(Data records):
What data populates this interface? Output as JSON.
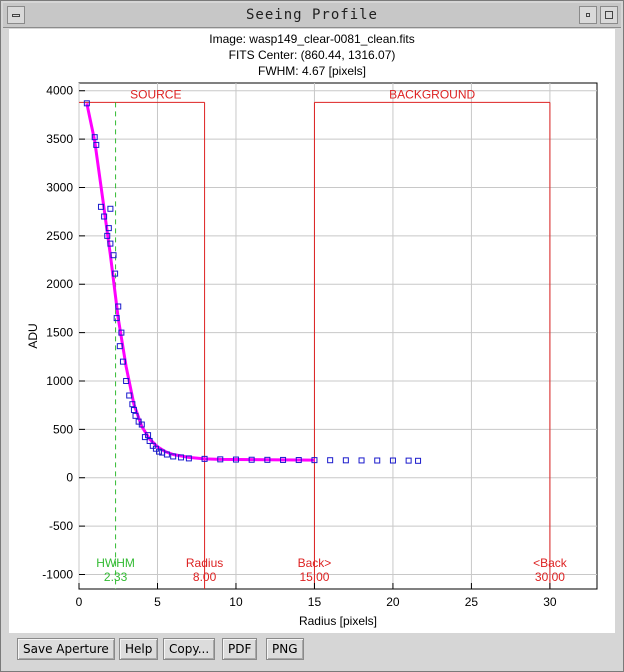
{
  "window": {
    "title": "Seeing Profile"
  },
  "chart_data": {
    "type": "scatter",
    "title_lines": [
      "Image: wasp149_clear-0081_clean.fits",
      "FITS Center: (860.44,  1316.07)",
      "FWHM: 4.67 [pixels]"
    ],
    "xlabel": "Radius [pixels]",
    "ylabel": "ADU",
    "xlim": [
      0,
      33
    ],
    "ylim": [
      -1150,
      4080
    ],
    "xticks": [
      0,
      5,
      10,
      15,
      20,
      25,
      30
    ],
    "yticks": [
      -1000,
      -500,
      0,
      500,
      1000,
      1500,
      2000,
      2500,
      3000,
      3500,
      4000
    ],
    "grid": true,
    "series": [
      {
        "kind": "points",
        "color": "#1a1acc",
        "x": [
          0.5,
          1.0,
          1.1,
          1.4,
          1.6,
          1.8,
          1.9,
          2.0,
          2.0,
          2.2,
          2.3,
          2.4,
          2.5,
          2.6,
          2.7,
          2.8,
          3.0,
          3.2,
          3.4,
          3.5,
          3.6,
          3.8,
          4.0,
          4.2,
          4.4,
          4.5,
          4.7,
          4.9,
          5.1,
          5.3,
          5.6,
          6.0,
          6.5,
          7.0,
          8.0,
          9.0,
          10.0,
          11.0,
          12.0,
          13.0,
          14.0,
          15.0,
          16.0,
          17.0,
          18.0,
          19.0,
          20.0,
          21.0,
          21.6
        ],
        "y": [
          3870,
          3520,
          3440,
          2800,
          2700,
          2500,
          2580,
          2420,
          2780,
          2300,
          2110,
          1650,
          1770,
          1360,
          1500,
          1200,
          1000,
          850,
          760,
          700,
          640,
          580,
          550,
          420,
          440,
          380,
          330,
          300,
          270,
          260,
          240,
          220,
          210,
          200,
          195,
          190,
          188,
          186,
          185,
          184,
          183,
          182,
          181,
          180,
          179,
          178,
          178,
          177,
          175
        ]
      },
      {
        "kind": "line",
        "name": "",
        "color": "#ff00ff",
        "x": [
          0.5,
          1.0,
          1.5,
          2.0,
          2.5,
          3.0,
          3.5,
          4.0,
          4.5,
          5.0,
          5.5,
          6.0,
          7.0,
          8.0,
          9.0,
          10.0,
          12.0,
          15.0
        ],
        "y": [
          3870,
          3480,
          2900,
          2300,
          1650,
          1150,
          760,
          530,
          400,
          320,
          270,
          240,
          210,
          195,
          190,
          188,
          185,
          182
        ]
      }
    ],
    "markers": [
      {
        "label": "HWHM",
        "value_text": "2.33",
        "x": 2.33,
        "color": "#33bb33",
        "style": "dashed"
      },
      {
        "label": "Radius",
        "value_text": "8.00",
        "x": 8.0,
        "color": "#dd2222",
        "style": "solid"
      },
      {
        "label": "Back>",
        "value_text": "15.00",
        "x": 15.0,
        "color": "#dd2222",
        "style": "solid"
      },
      {
        "label": "<Back",
        "value_text": "30.00",
        "x": 30.0,
        "color": "#dd2222",
        "style": "solid"
      }
    ],
    "regions": [
      {
        "label": "SOURCE",
        "x0": 0.0,
        "x1": 8.0,
        "color": "#dd2222"
      },
      {
        "label": "BACKGROUND",
        "x0": 15.0,
        "x1": 30.0,
        "color": "#dd2222"
      }
    ],
    "region_top": 3880
  },
  "buttons": [
    "Save Aperture",
    "Help",
    "Copy...",
    "PDF",
    "PNG"
  ]
}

(Instructions for the task):
Reproduce every entry exactly, but omit each picture.

(Answer for this exercise):
What data populates this interface? Output as JSON.
{
  "window": {
    "title": "Seeing Profile"
  },
  "chart_data": {
    "type": "scatter",
    "title_lines": [
      "Image: wasp149_clear-0081_clean.fits",
      "FITS Center: (860.44,  1316.07)",
      "FWHM: 4.67 [pixels]"
    ],
    "xlabel": "Radius [pixels]",
    "ylabel": "ADU",
    "xlim": [
      0,
      33
    ],
    "ylim": [
      -1150,
      4080
    ],
    "xticks": [
      0,
      5,
      10,
      15,
      20,
      25,
      30
    ],
    "yticks": [
      -1000,
      -500,
      0,
      500,
      1000,
      1500,
      2000,
      2500,
      3000,
      3500,
      4000
    ],
    "grid": true,
    "series": [
      {
        "kind": "points",
        "color": "#1a1acc",
        "x": [
          0.5,
          1.0,
          1.1,
          1.4,
          1.6,
          1.8,
          1.9,
          2.0,
          2.0,
          2.2,
          2.3,
          2.4,
          2.5,
          2.6,
          2.7,
          2.8,
          3.0,
          3.2,
          3.4,
          3.5,
          3.6,
          3.8,
          4.0,
          4.2,
          4.4,
          4.5,
          4.7,
          4.9,
          5.1,
          5.3,
          5.6,
          6.0,
          6.5,
          7.0,
          8.0,
          9.0,
          10.0,
          11.0,
          12.0,
          13.0,
          14.0,
          15.0,
          16.0,
          17.0,
          18.0,
          19.0,
          20.0,
          21.0,
          21.6
        ],
        "y": [
          3870,
          3520,
          3440,
          2800,
          2700,
          2500,
          2580,
          2420,
          2780,
          2300,
          2110,
          1650,
          1770,
          1360,
          1500,
          1200,
          1000,
          850,
          760,
          700,
          640,
          580,
          550,
          420,
          440,
          380,
          330,
          300,
          270,
          260,
          240,
          220,
          210,
          200,
          195,
          190,
          188,
          186,
          185,
          184,
          183,
          182,
          181,
          180,
          179,
          178,
          178,
          177,
          175
        ]
      },
      {
        "kind": "line",
        "name": "",
        "color": "#ff00ff",
        "x": [
          0.5,
          1.0,
          1.5,
          2.0,
          2.5,
          3.0,
          3.5,
          4.0,
          4.5,
          5.0,
          5.5,
          6.0,
          7.0,
          8.0,
          9.0,
          10.0,
          12.0,
          15.0
        ],
        "y": [
          3870,
          3480,
          2900,
          2300,
          1650,
          1150,
          760,
          530,
          400,
          320,
          270,
          240,
          210,
          195,
          190,
          188,
          185,
          182
        ]
      }
    ],
    "markers": [
      {
        "label": "HWHM",
        "value_text": "2.33",
        "x": 2.33,
        "color": "#33bb33",
        "style": "dashed"
      },
      {
        "label": "Radius",
        "value_text": "8.00",
        "x": 8.0,
        "color": "#dd2222",
        "style": "solid"
      },
      {
        "label": "Back>",
        "value_text": "15.00",
        "x": 15.0,
        "color": "#dd2222",
        "style": "solid"
      },
      {
        "label": "<Back",
        "value_text": "30.00",
        "x": 30.0,
        "color": "#dd2222",
        "style": "solid"
      }
    ],
    "regions": [
      {
        "label": "SOURCE",
        "x0": 0.0,
        "x1": 8.0,
        "color": "#dd2222"
      },
      {
        "label": "BACKGROUND",
        "x0": 15.0,
        "x1": 30.0,
        "color": "#dd2222"
      }
    ],
    "region_top": 3880
  },
  "buttons": [
    "Save Aperture",
    "Help",
    "Copy...",
    "PDF",
    "PNG"
  ]
}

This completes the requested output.